TASK INSTRUCTIONS: Where a line holds the word "виробництва", copy that line.
[THE DATA start]
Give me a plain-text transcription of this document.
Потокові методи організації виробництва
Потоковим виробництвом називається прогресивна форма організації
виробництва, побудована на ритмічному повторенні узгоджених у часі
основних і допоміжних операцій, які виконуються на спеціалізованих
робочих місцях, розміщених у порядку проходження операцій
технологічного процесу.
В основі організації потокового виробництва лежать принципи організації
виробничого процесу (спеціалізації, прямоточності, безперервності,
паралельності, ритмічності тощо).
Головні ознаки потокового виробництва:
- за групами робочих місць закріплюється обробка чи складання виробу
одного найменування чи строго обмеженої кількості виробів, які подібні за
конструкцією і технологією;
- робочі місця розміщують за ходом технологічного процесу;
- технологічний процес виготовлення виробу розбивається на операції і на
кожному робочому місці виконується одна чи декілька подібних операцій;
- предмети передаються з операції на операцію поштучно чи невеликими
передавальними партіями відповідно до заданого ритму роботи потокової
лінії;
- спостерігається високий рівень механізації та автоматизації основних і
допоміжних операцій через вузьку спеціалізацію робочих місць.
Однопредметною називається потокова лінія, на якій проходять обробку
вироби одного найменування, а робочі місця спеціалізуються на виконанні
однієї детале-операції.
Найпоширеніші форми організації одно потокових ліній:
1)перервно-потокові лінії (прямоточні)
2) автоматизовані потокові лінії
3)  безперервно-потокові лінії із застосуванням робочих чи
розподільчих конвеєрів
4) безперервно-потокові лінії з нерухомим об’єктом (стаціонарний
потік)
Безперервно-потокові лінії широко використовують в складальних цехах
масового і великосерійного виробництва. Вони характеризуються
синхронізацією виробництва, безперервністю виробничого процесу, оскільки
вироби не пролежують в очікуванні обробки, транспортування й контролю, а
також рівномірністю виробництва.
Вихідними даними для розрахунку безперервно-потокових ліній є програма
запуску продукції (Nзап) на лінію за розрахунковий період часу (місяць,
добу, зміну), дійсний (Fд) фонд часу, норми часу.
[THE DATA end]
OUTPUT FOR THIS TASK:
Потокові методи організації виробництва
виробництва, побудована на ритмічному повторенні узгоджених у часі
В основі організації потокового виробництва лежать принципи організації
Головні ознаки потокового виробництва:
масового і великосерійного виробництва. Вони характеризуються
синхронізацією виробництва, безперервністю виробничого процесу, оскільки
також рівномірністю виробництва.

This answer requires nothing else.